:: Exercise instructions ::
Set the data down again, exactly as it reads, but without the pictures.

(Recorded data)
::::::::

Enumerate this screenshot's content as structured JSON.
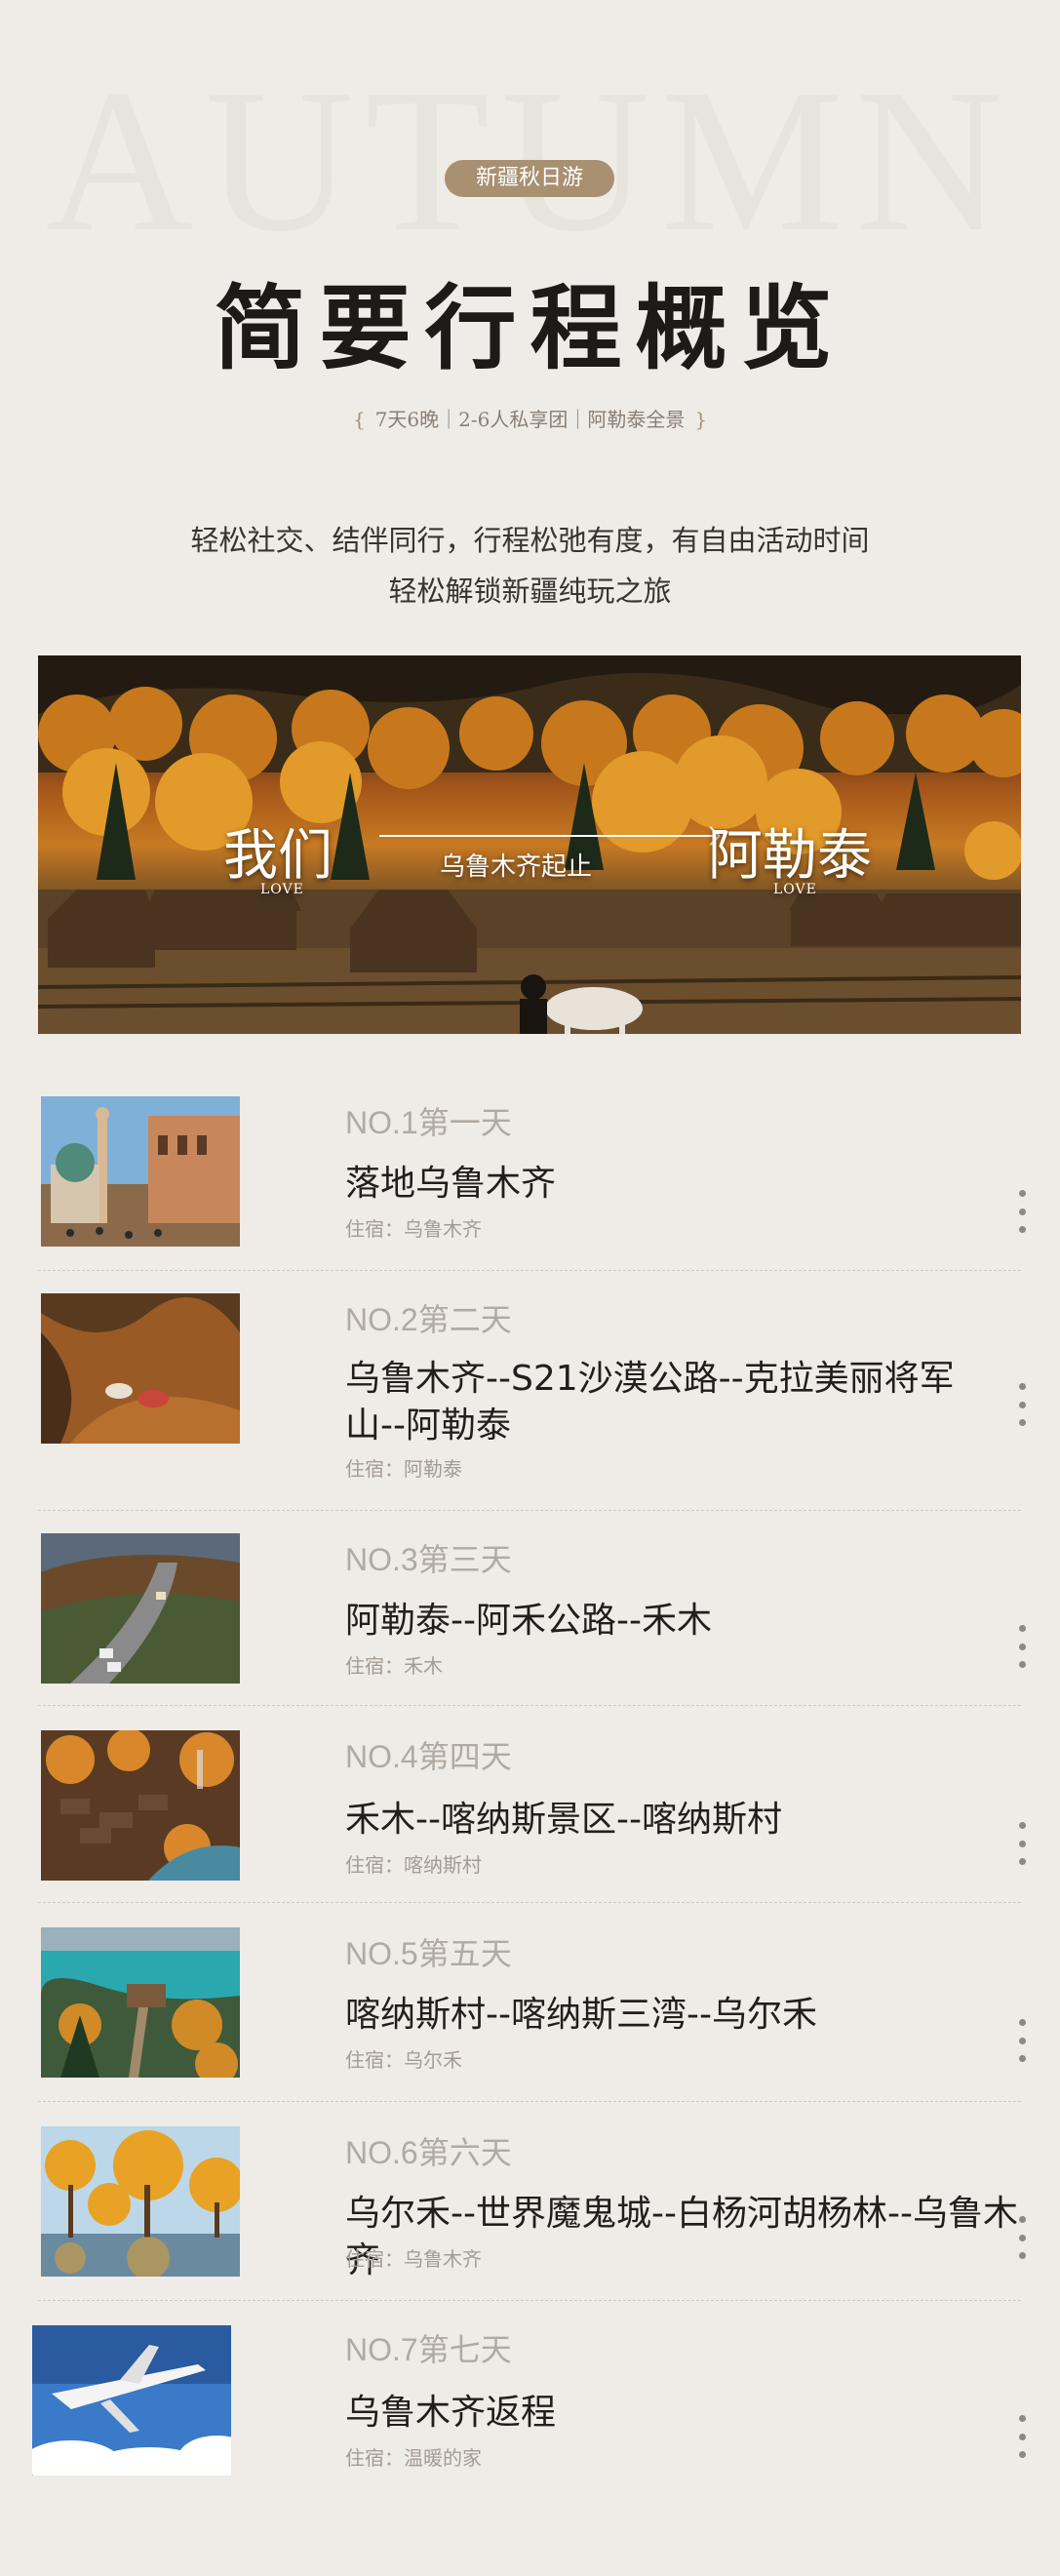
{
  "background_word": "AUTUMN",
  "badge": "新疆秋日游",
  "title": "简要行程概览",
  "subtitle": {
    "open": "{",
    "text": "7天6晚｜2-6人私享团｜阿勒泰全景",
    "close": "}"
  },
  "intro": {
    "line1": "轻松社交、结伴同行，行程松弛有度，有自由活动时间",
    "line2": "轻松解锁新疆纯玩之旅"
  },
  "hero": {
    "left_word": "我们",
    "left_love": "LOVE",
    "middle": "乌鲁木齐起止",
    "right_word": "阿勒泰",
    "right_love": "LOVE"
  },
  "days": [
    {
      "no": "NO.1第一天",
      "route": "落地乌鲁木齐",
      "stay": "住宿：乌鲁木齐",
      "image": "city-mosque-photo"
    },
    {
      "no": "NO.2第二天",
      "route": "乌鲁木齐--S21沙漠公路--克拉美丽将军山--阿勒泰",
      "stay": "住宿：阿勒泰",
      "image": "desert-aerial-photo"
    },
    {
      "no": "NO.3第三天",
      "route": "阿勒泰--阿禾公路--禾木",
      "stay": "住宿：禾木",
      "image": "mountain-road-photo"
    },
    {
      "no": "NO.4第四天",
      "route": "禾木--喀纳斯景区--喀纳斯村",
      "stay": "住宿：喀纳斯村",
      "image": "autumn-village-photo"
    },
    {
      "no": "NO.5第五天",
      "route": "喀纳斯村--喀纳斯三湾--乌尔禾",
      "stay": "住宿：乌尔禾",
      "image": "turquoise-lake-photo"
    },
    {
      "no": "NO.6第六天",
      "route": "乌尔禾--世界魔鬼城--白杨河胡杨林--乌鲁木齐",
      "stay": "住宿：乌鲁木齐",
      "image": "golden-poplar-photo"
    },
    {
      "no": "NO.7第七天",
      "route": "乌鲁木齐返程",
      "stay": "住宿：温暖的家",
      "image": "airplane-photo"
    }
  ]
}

::::::::

:: Written answer ::
Enumerate this screenshot's content as structured JSON.
{
  "background_word": "AUTUMN",
  "badge": "新疆秋日游",
  "title": "简要行程概览",
  "subtitle": {
    "open": "{",
    "text": "7天6晚｜2-6人私享团｜阿勒泰全景",
    "close": "}"
  },
  "intro": {
    "line1": "轻松社交、结伴同行，行程松弛有度，有自由活动时间",
    "line2": "轻松解锁新疆纯玩之旅"
  },
  "hero": {
    "left_word": "我们",
    "left_love": "LOVE",
    "middle": "乌鲁木齐起止",
    "right_word": "阿勒泰",
    "right_love": "LOVE"
  },
  "days": [
    {
      "no": "NO.1第一天",
      "route": "落地乌鲁木齐",
      "stay": "住宿：乌鲁木齐",
      "image": "city-mosque-photo"
    },
    {
      "no": "NO.2第二天",
      "route": "乌鲁木齐--S21沙漠公路--克拉美丽将军山--阿勒泰",
      "stay": "住宿：阿勒泰",
      "image": "desert-aerial-photo"
    },
    {
      "no": "NO.3第三天",
      "route": "阿勒泰--阿禾公路--禾木",
      "stay": "住宿：禾木",
      "image": "mountain-road-photo"
    },
    {
      "no": "NO.4第四天",
      "route": "禾木--喀纳斯景区--喀纳斯村",
      "stay": "住宿：喀纳斯村",
      "image": "autumn-village-photo"
    },
    {
      "no": "NO.5第五天",
      "route": "喀纳斯村--喀纳斯三湾--乌尔禾",
      "stay": "住宿：乌尔禾",
      "image": "turquoise-lake-photo"
    },
    {
      "no": "NO.6第六天",
      "route": "乌尔禾--世界魔鬼城--白杨河胡杨林--乌鲁木齐",
      "stay": "住宿：乌鲁木齐",
      "image": "golden-poplar-photo"
    },
    {
      "no": "NO.7第七天",
      "route": "乌鲁木齐返程",
      "stay": "住宿：温暖的家",
      "image": "airplane-photo"
    }
  ]
}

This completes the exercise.